[Written problem]: Going through the material below, please gather all lines with the word "Mance" in them.

Data extracted from a collection:

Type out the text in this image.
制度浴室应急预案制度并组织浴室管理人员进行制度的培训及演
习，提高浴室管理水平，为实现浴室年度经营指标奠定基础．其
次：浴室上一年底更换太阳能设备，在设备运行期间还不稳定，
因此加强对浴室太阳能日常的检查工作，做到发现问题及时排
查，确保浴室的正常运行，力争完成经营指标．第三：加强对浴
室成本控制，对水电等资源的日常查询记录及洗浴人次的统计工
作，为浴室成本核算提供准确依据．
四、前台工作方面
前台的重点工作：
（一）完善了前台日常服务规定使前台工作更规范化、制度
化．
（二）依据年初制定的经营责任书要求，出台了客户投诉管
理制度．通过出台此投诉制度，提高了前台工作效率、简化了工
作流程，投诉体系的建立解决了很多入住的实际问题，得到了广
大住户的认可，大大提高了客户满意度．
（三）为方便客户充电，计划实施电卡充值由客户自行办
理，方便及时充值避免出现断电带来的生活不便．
...
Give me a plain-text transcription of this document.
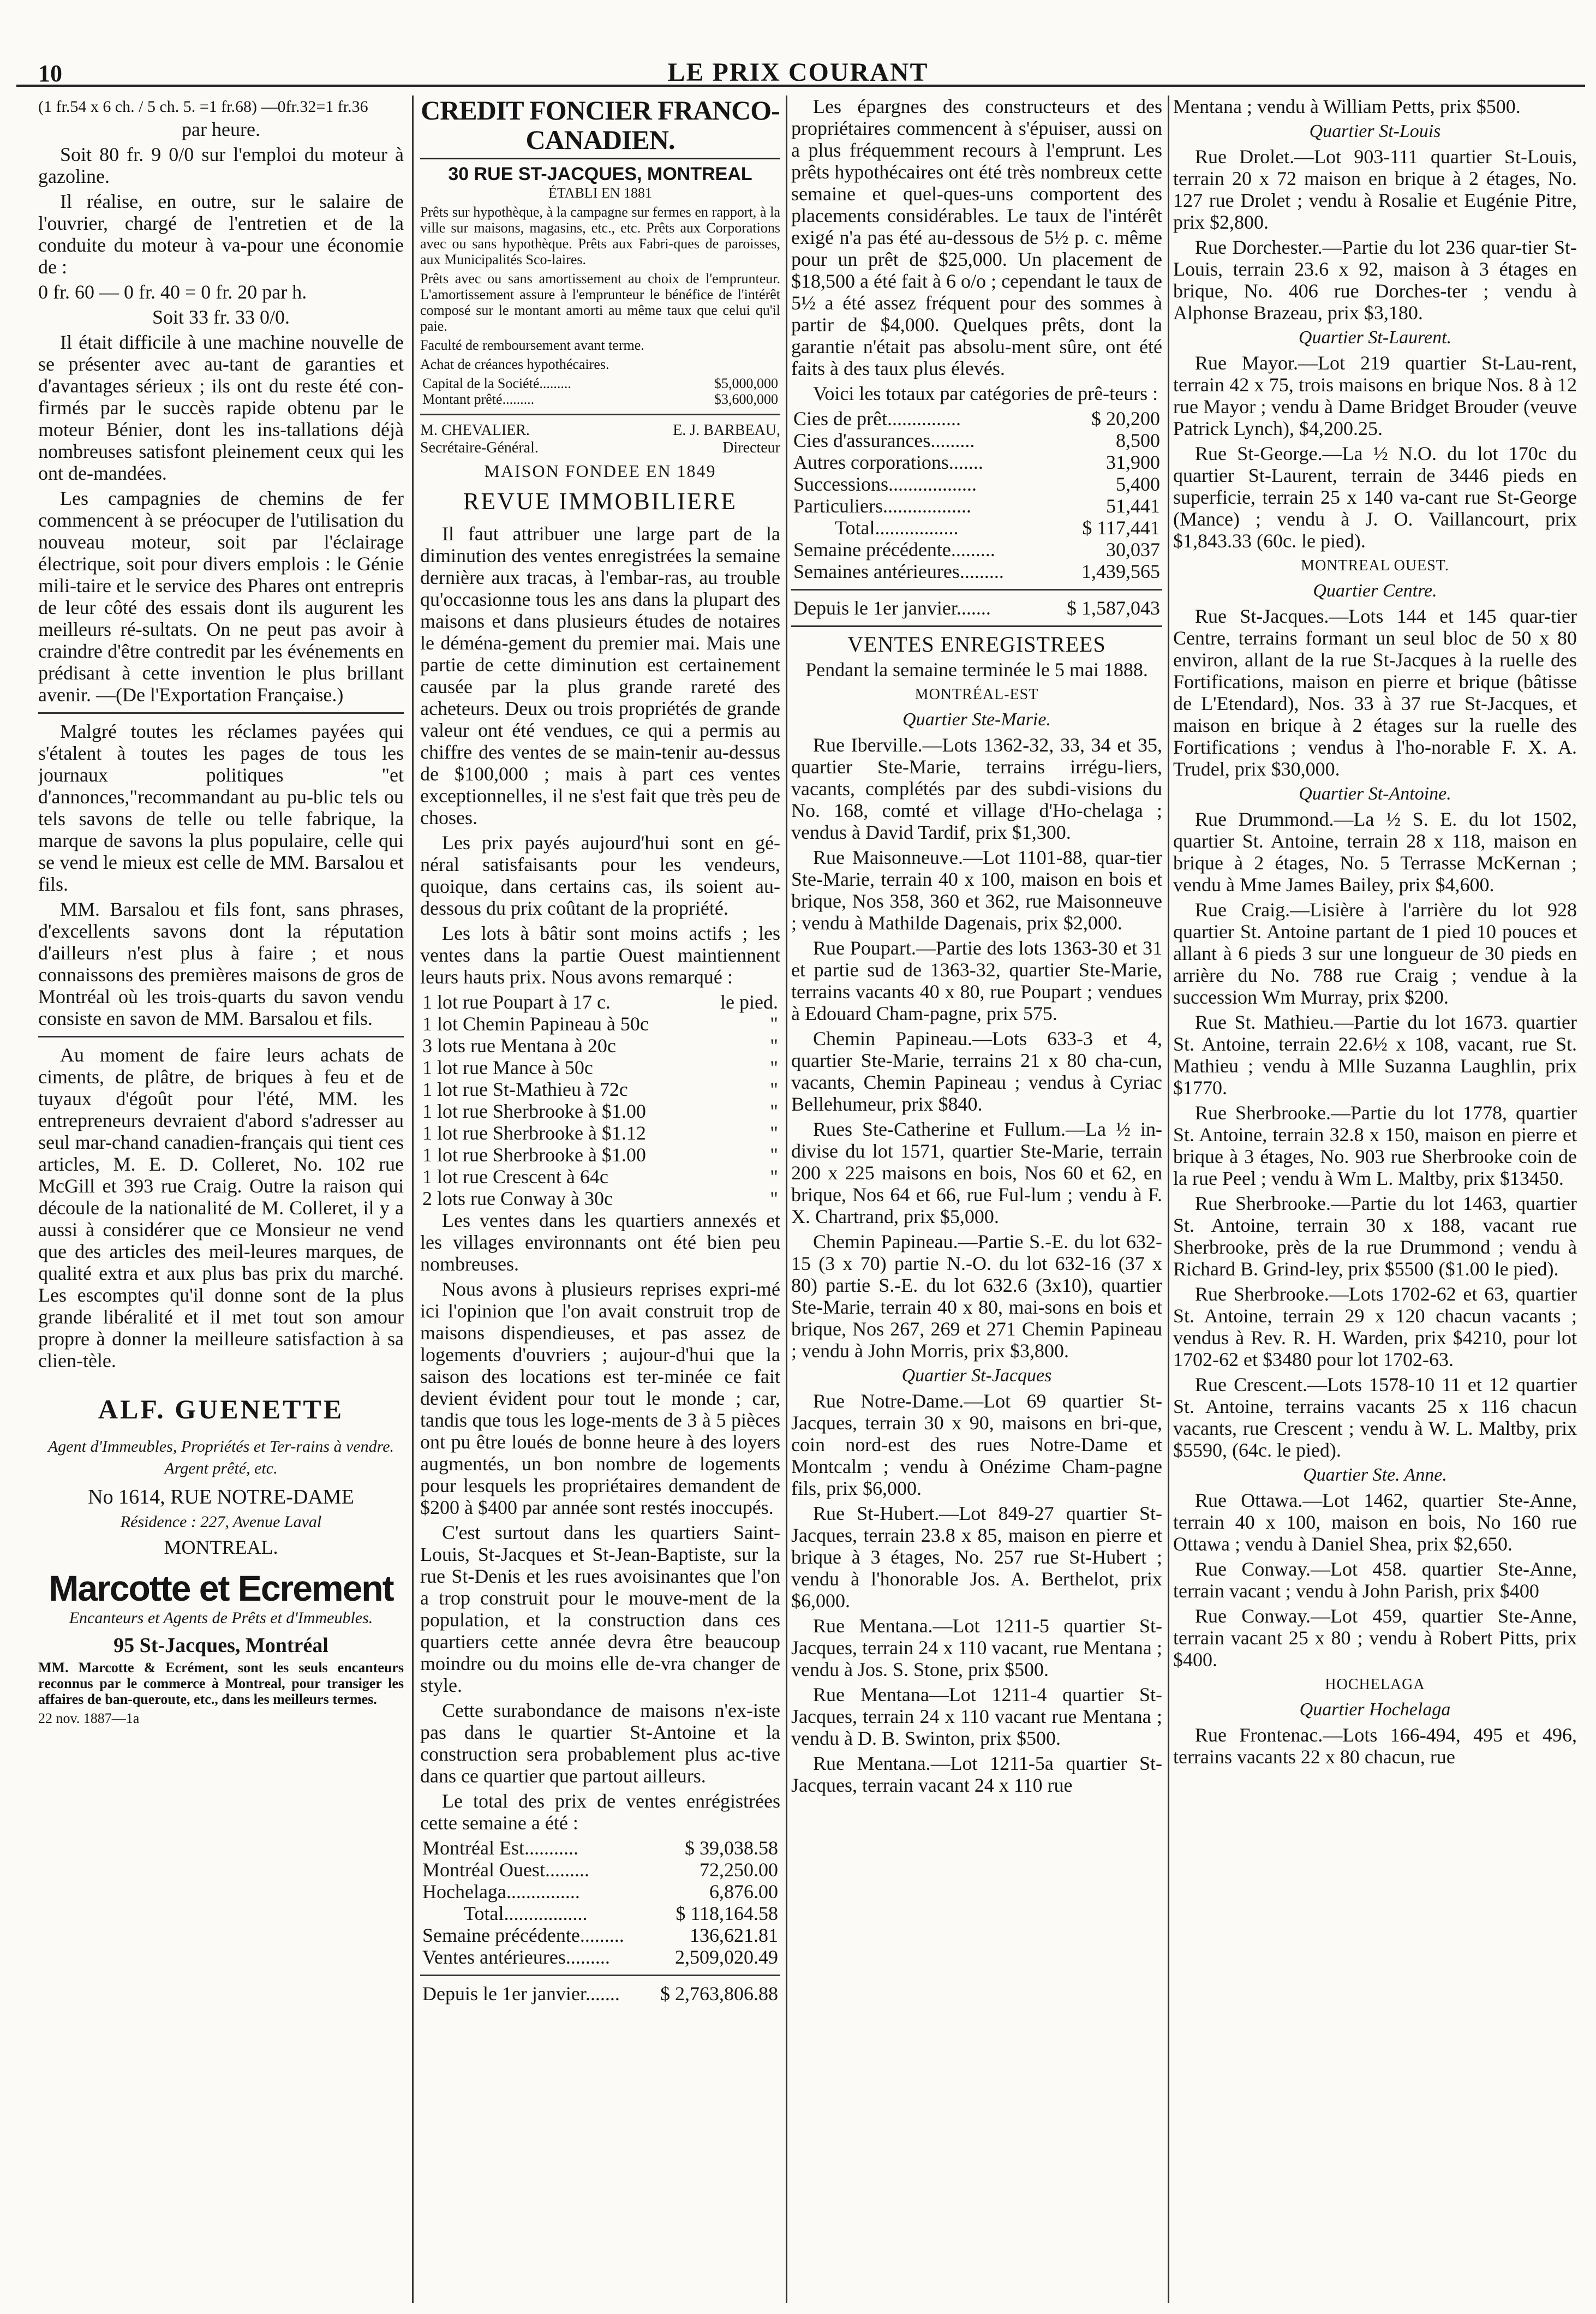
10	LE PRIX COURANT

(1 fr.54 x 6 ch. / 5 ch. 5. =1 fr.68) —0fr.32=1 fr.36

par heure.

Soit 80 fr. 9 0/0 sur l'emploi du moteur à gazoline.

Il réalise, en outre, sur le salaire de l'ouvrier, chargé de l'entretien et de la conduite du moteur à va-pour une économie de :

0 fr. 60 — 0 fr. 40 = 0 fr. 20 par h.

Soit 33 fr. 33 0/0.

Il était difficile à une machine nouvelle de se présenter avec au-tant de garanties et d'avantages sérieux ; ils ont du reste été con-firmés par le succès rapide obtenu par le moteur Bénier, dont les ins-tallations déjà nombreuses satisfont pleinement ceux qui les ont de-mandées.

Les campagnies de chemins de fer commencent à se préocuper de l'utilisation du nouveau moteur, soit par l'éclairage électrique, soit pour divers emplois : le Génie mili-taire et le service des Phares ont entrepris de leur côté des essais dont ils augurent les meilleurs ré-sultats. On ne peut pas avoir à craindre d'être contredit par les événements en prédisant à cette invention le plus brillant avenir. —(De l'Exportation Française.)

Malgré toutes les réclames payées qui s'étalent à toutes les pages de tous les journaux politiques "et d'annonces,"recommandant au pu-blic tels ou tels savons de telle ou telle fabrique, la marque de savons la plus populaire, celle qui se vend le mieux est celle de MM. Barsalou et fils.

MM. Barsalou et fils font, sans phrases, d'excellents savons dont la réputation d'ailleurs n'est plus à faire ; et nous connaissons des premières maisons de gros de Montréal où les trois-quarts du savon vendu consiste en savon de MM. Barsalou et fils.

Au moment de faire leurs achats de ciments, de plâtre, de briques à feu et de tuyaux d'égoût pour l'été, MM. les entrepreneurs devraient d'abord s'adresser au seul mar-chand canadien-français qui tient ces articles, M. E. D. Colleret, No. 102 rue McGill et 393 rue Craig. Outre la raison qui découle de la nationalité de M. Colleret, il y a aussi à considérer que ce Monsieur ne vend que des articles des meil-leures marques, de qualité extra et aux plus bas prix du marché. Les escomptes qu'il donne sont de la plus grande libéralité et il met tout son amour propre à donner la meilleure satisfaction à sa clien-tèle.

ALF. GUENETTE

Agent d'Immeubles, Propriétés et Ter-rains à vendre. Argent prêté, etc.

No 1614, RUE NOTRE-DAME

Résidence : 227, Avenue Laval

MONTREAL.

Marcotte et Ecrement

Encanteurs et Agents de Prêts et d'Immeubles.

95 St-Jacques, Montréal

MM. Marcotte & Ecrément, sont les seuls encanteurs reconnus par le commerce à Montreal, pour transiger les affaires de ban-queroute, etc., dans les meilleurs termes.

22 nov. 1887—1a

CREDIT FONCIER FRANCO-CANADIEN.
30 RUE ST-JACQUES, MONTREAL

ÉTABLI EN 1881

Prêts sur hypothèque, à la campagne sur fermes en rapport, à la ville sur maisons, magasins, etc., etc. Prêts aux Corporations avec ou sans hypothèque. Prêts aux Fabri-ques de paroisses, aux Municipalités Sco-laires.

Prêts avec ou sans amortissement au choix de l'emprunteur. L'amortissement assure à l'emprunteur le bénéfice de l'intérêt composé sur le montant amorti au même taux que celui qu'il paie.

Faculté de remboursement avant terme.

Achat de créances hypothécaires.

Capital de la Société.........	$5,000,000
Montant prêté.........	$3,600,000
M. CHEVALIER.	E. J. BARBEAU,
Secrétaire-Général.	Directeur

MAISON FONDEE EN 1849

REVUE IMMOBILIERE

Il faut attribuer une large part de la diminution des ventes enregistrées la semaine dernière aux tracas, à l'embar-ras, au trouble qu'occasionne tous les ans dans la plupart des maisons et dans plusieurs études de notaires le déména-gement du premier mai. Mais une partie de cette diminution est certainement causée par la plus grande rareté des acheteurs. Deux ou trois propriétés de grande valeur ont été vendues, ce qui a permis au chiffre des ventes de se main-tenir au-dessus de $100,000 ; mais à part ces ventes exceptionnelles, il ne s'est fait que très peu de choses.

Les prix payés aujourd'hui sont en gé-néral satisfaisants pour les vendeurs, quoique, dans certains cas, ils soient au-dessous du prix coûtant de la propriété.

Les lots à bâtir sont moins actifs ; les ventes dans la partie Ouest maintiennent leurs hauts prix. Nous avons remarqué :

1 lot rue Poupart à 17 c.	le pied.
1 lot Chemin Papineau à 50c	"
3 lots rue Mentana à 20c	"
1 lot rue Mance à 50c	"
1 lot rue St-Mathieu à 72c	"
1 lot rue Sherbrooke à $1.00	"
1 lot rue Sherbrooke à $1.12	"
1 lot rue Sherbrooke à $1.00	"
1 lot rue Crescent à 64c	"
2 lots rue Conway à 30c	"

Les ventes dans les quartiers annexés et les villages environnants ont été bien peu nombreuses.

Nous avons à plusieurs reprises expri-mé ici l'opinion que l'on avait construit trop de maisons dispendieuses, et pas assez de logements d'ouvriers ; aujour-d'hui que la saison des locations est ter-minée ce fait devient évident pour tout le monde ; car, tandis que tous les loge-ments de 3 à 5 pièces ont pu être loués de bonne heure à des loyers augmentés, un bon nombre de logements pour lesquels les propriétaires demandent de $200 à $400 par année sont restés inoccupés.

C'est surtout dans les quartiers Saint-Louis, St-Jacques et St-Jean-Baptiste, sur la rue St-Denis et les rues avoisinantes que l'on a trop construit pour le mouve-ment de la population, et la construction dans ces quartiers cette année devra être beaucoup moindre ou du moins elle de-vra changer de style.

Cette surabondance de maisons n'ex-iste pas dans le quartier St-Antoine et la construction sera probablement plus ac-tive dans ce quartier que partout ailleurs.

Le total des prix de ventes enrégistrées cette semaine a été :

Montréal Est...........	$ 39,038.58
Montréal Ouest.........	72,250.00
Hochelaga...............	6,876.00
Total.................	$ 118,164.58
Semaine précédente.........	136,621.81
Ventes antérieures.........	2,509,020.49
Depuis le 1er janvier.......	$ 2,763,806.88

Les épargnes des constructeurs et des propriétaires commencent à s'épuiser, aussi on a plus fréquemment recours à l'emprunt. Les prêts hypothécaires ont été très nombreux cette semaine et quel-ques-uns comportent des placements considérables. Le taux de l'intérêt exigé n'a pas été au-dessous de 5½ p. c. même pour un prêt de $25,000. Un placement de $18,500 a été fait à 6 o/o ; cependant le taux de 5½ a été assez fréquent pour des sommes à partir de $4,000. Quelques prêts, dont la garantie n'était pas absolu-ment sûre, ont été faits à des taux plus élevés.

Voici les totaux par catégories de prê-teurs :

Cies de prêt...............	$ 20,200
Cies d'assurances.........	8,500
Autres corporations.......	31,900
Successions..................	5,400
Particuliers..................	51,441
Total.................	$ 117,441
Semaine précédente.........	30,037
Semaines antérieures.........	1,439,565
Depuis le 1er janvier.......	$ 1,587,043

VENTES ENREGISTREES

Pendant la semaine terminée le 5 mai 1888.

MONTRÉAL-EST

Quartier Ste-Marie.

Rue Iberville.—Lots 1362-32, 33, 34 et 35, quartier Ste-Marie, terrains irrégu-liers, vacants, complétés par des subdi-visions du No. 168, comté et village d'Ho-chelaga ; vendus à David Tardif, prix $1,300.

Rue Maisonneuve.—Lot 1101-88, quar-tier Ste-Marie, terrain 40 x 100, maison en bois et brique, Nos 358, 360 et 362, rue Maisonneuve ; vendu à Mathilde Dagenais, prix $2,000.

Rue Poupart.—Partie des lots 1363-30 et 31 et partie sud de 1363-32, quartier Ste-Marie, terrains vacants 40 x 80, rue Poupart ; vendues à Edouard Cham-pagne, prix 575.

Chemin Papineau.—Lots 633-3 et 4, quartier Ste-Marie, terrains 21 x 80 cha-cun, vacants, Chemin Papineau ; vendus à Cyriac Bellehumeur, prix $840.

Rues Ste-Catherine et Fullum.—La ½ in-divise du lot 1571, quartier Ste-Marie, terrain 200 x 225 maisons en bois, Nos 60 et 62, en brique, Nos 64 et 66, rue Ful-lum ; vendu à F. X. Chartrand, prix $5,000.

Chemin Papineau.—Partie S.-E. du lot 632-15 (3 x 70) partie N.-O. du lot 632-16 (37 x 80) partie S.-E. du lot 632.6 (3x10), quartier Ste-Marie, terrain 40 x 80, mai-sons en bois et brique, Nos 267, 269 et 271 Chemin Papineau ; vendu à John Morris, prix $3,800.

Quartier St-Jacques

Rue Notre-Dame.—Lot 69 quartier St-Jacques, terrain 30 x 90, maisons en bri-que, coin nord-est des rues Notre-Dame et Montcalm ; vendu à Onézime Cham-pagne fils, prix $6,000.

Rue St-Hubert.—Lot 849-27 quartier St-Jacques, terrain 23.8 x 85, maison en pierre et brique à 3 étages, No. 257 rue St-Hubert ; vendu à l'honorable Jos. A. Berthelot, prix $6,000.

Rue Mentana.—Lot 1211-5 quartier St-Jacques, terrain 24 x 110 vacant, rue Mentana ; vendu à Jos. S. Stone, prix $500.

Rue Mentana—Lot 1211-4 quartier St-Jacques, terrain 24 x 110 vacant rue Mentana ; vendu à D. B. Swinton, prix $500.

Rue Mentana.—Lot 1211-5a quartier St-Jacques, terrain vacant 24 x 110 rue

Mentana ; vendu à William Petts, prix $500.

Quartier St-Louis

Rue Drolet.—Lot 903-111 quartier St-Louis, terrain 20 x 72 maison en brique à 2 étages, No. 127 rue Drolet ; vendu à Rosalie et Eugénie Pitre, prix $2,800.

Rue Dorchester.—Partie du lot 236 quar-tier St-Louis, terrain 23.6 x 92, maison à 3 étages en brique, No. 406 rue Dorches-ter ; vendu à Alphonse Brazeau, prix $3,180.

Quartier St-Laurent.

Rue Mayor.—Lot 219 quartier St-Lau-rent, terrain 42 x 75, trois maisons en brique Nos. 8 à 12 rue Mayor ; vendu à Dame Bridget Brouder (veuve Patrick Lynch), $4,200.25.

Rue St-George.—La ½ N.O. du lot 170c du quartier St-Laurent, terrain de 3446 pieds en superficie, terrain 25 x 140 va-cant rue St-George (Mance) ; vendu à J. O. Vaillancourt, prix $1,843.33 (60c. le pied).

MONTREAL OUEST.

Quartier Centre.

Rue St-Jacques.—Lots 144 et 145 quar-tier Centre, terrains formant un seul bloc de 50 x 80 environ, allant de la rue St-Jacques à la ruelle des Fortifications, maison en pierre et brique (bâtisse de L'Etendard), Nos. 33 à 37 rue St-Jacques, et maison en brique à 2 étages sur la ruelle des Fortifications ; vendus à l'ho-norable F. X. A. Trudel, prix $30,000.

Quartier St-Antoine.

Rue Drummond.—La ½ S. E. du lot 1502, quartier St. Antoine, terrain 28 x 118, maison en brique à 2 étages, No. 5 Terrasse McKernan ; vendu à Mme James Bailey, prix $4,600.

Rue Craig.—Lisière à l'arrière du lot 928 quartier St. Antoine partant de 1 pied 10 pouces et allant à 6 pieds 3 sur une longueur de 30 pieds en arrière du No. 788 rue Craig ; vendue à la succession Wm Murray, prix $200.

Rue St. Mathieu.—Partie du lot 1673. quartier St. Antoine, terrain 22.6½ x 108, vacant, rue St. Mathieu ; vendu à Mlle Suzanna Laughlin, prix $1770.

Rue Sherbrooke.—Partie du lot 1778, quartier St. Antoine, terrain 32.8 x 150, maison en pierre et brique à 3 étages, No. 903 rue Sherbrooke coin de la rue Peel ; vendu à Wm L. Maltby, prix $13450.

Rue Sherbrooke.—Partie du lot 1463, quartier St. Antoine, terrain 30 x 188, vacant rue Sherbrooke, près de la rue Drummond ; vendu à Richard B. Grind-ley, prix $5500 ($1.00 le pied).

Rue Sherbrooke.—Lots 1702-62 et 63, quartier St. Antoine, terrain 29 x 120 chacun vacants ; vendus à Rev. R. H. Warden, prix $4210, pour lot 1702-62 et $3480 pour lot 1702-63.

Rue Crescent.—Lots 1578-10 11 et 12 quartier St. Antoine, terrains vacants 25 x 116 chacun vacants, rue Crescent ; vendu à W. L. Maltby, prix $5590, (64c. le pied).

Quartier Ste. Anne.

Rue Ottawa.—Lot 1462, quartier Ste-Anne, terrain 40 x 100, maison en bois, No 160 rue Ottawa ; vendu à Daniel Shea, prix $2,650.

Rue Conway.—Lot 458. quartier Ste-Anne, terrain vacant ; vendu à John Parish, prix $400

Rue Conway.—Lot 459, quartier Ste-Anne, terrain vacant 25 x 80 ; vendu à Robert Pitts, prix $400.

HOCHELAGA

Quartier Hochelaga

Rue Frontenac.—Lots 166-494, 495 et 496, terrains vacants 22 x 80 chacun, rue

[Output for this task]:
1 lot rue Mance à 50c	"
Rue St-George.—La ½ N.O. du lot 170c du quartier St-Laurent, terrain de 3446 pieds en superficie, terrain 25 x 140 va-cant rue St-George (Mance) ; vendu à J. O. Vaillancourt, prix $1,843.33 (60c. le pied).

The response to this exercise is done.